Write the material out again exactly.

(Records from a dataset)
==*==
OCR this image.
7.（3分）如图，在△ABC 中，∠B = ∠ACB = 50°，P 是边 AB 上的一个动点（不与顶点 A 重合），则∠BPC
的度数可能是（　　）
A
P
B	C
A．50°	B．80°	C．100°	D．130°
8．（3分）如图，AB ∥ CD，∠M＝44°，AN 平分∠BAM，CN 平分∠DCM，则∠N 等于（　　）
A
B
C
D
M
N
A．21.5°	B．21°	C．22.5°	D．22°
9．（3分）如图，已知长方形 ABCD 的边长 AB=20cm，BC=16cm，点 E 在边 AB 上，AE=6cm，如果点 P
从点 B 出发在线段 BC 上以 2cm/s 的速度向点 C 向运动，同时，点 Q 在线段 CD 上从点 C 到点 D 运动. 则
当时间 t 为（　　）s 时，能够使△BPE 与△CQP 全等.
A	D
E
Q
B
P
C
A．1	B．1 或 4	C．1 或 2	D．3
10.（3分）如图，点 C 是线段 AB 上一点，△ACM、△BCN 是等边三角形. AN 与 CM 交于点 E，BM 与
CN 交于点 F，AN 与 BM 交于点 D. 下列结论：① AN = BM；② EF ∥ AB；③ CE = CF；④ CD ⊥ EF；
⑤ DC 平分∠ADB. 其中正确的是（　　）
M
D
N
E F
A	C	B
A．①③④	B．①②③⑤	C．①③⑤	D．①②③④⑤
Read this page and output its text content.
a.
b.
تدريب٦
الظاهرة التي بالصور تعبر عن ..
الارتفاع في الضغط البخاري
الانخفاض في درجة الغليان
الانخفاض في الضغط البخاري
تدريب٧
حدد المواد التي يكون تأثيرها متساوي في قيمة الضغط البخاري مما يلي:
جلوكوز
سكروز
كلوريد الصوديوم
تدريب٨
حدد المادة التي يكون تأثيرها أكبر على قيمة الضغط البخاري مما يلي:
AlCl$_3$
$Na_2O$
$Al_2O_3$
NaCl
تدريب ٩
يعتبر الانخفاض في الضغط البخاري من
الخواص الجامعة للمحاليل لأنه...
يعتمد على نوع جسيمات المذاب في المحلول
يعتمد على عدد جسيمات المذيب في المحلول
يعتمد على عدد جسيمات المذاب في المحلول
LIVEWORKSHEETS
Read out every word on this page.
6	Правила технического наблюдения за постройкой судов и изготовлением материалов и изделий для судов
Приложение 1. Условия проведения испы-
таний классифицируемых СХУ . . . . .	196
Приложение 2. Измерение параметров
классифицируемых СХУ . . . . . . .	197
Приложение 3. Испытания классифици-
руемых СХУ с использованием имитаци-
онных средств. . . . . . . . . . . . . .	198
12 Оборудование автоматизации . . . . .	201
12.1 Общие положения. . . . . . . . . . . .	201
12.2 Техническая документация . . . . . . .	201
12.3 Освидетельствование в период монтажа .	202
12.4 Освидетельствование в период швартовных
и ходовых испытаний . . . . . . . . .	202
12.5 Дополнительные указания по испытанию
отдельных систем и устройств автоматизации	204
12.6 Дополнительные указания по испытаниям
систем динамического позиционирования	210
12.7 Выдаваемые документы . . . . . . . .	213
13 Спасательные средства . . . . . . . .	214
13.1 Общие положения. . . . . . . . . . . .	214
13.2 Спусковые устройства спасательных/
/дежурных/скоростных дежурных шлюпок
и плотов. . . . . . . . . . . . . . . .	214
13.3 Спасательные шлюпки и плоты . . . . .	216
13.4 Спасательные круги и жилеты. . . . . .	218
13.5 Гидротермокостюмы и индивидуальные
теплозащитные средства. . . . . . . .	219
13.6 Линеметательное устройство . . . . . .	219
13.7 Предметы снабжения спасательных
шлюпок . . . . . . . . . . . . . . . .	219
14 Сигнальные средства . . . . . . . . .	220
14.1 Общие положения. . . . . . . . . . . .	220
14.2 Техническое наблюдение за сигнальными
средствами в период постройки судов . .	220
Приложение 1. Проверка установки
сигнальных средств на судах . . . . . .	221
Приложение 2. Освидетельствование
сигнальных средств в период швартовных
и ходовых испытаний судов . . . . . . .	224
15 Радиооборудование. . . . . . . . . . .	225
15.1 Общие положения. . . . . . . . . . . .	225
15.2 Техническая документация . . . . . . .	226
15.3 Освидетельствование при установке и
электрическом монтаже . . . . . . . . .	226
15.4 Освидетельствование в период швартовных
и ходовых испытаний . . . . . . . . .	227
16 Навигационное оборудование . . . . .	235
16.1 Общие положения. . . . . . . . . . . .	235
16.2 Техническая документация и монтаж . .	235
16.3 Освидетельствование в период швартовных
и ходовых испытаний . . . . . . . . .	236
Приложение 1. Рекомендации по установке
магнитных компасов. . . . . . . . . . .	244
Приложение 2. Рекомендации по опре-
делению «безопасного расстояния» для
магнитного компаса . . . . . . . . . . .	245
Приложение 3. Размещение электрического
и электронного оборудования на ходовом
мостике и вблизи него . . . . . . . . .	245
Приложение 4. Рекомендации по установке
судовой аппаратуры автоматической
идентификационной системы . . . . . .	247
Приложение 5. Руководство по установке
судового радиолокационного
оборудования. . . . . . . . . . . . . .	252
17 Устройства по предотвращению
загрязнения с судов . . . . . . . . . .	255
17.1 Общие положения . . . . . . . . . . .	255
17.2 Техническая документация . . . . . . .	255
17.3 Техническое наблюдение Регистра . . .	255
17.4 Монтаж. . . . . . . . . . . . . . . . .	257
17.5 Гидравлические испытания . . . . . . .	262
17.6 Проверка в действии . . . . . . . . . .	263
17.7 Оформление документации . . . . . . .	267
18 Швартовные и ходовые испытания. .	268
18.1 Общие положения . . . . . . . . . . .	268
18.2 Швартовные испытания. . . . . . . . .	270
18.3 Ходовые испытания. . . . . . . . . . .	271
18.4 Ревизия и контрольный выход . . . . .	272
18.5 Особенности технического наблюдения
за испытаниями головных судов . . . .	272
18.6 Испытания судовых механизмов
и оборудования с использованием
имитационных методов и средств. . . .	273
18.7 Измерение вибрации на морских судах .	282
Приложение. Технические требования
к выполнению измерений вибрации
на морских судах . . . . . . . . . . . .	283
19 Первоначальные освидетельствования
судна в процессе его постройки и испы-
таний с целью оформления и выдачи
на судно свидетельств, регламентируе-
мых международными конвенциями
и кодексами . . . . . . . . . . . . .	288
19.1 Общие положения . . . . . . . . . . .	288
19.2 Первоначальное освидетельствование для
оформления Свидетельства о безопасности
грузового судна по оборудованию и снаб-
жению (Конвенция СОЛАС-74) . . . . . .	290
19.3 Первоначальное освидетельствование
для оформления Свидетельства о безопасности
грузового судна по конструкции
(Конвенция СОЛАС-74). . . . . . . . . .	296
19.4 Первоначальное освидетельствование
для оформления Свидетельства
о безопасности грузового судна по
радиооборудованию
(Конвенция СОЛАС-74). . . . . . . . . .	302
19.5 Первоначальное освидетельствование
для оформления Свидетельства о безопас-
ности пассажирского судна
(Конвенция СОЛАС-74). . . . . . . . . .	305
==*==
> RESULT FOR THIS TASK
OCR this image.
7.（3分）如图，在△ABC 中，∠B = ∠ACB = 50°，P 是边 AB 上的一个动点（不与顶点 A 重合），则∠BPC
的度数可能是（　　）
A
P
B	C
A．50°	B．80°	C．100°	D．130°
8．（3分）如图，AB ∥ CD，∠M＝44°，AN 平分∠BAM，CN 平分∠DCM，则∠N 等于（　　）
A
B
C
D
M
N
A．21.5°	B．21°	C．22.5°	D．22°
9．（3分）如图，已知长方形 ABCD 的边长 AB=20cm，BC=16cm，点 E 在边 AB 上，AE=6cm，如果点 P
从点 B 出发在线段 BC 上以 2cm/s 的速度向点 C 向运动，同时，点 Q 在线段 CD 上从点 C 到点 D 运动. 则
当时间 t 为（　　）s 时，能够使△BPE 与△CQP 全等.
A	D
E
Q
B
P
C
A．1	B．1 或 4	C．1 或 2	D．3
10.（3分）如图，点 C 是线段 AB 上一点，△ACM、△BCN 是等边三角形. AN 与 CM 交于点 E，BM 与
CN 交于点 F，AN 与 BM 交于点 D. 下列结论：① AN = BM；② EF ∥ AB；③ CE = CF；④ CD ⊥ EF；
⑤ DC 平分∠ADB. 其中正确的是（　　）
M
D
N
E F
A	C	B
A．①③④	B．①②③⑤	C．①③⑤	D．①②③④⑤
Read this page and output its text content.
a.
b.
تدريب٦
الظاهرة التي بالصور تعبر عن ..
الارتفاع في الضغط البخاري
الانخفاض في درجة الغليان
الانخفاض في الضغط البخاري
تدريب٧
حدد المواد التي يكون تأثيرها متساوي في قيمة الضغط البخاري مما يلي:
جلوكوز
سكروز
كلوريد الصوديوم
تدريب٨
حدد المادة التي يكون تأثيرها أكبر على قيمة الضغط البخاري مما يلي:
AlCl$_3$
$Na_2O$
$Al_2O_3$
NaCl
تدريب ٩
يعتبر الانخفاض في الضغط البخاري من
الخواص الجامعة للمحاليل لأنه...
يعتمد على نوع جسيمات المذاب في المحلول
يعتمد على عدد جسيمات المذيب في المحلول
يعتمد على عدد جسيمات المذاب في المحلول
LIVEWORKSHEETS
Read out every word on this page.
6	Правила технического наблюдения за постройкой судов и изготовлением материалов и изделий для судов
Приложение 1. Условия проведения испы-
таний классифицируемых СХУ . . . . .	196
Приложение 2. Измерение параметров
классифицируемых СХУ . . . . . . .	197
Приложение 3. Испытания классифици-
руемых СХУ с использованием имитаци-
онных средств. . . . . . . . . . . . . .	198
12 Оборудование автоматизации . . . . .	201
12.1 Общие положения. . . . . . . . . . . .	201
12.2 Техническая документация . . . . . . .	201
12.3 Освидетельствование в период монтажа .	202
12.4 Освидетельствование в период швартовных
и ходовых испытаний . . . . . . . . .	202
12.5 Дополнительные указания по испытанию
отдельных систем и устройств автоматизации	204
12.6 Дополнительные указания по испытаниям
систем динамического позиционирования	210
12.7 Выдаваемые документы . . . . . . . .	213
13 Спасательные средства . . . . . . . .	214
13.1 Общие положения. . . . . . . . . . . .	214
13.2 Спусковые устройства спасательных/
/дежурных/скоростных дежурных шлюпок
и плотов. . . . . . . . . . . . . . . .	214
13.3 Спасательные шлюпки и плоты . . . . .	216
13.4 Спасательные круги и жилеты. . . . . .	218
13.5 Гидротермокостюмы и индивидуальные
теплозащитные средства. . . . . . . .	219
13.6 Линеметательное устройство . . . . . .	219
13.7 Предметы снабжения спасательных
шлюпок . . . . . . . . . . . . . . . .	219
14 Сигнальные средства . . . . . . . . .	220
14.1 Общие положения. . . . . . . . . . . .	220
14.2 Техническое наблюдение за сигнальными
средствами в период постройки судов . .	220
Приложение 1. Проверка установки
сигнальных средств на судах . . . . . .	221
Приложение 2. Освидетельствование
сигнальных средств в период швартовных
и ходовых испытаний судов . . . . . . .	224
15 Радиооборудование. . . . . . . . . . .	225
15.1 Общие положения. . . . . . . . . . . .	225
15.2 Техническая документация . . . . . . .	226
15.3 Освидетельствование при установке и
электрическом монтаже . . . . . . . . .	226
15.4 Освидетельствование в период швартовных
и ходовых испытаний . . . . . . . . .	227
16 Навигационное оборудование . . . . .	235
16.1 Общие положения. . . . . . . . . . . .	235
16.2 Техническая документация и монтаж . .	235
16.3 Освидетельствование в период швартовных
и ходовых испытаний . . . . . . . . .	236
Приложение 1. Рекомендации по установке
магнитных компасов. . . . . . . . . . .	244
Приложение 2. Рекомендации по опре-
делению «безопасного расстояния» для
магнитного компаса . . . . . . . . . . .	245
Приложение 3. Размещение электрического
и электронного оборудования на ходовом
мостике и вблизи него . . . . . . . . .	245
Приложение 4. Рекомендации по установке
судовой аппаратуры автоматической
идентификационной системы . . . . . .	247
Приложение 5. Руководство по установке
судового радиолокационного
оборудования. . . . . . . . . . . . . .	252
17 Устройства по предотвращению
загрязнения с судов . . . . . . . . . .	255
17.1 Общие положения . . . . . . . . . . .	255
17.2 Техническая документация . . . . . . .	255
17.3 Техническое наблюдение Регистра . . .	255
17.4 Монтаж. . . . . . . . . . . . . . . . .	257
17.5 Гидравлические испытания . . . . . . .	262
17.6 Проверка в действии . . . . . . . . . .	263
17.7 Оформление документации . . . . . . .	267
18 Швартовные и ходовые испытания. .	268
18.1 Общие положения . . . . . . . . . . .	268
18.2 Швартовные испытания. . . . . . . . .	270
18.3 Ходовые испытания. . . . . . . . . . .	271
18.4 Ревизия и контрольный выход . . . . .	272
18.5 Особенности технического наблюдения
за испытаниями головных судов . . . .	272
18.6 Испытания судовых механизмов
и оборудования с использованием
имитационных методов и средств. . . .	273
18.7 Измерение вибрации на морских судах .	282
Приложение. Технические требования
к выполнению измерений вибрации
на морских судах . . . . . . . . . . . .	283
19 Первоначальные освидетельствования
судна в процессе его постройки и испы-
таний с целью оформления и выдачи
на судно свидетельств, регламентируе-
мых международными конвенциями
и кодексами . . . . . . . . . . . . .	288
19.1 Общие положения . . . . . . . . . . .	288
19.2 Первоначальное освидетельствование для
оформления Свидетельства о безопасности
грузового судна по оборудованию и снаб-
жению (Конвенция СОЛАС-74) . . . . . .	290
19.3 Первоначальное освидетельствование
для оформления Свидетельства о безопасности
грузового судна по конструкции
(Конвенция СОЛАС-74). . . . . . . . . .	296
19.4 Первоначальное освидетельствование
для оформления Свидетельства
о безопасности грузового судна по
радиооборудованию
(Конвенция СОЛАС-74). . . . . . . . . .	302
19.5 Первоначальное освидетельствование
для оформления Свидетельства о безопас-
ности пассажирского судна
(Конвенция СОЛАС-74). . . . . . . . . .	305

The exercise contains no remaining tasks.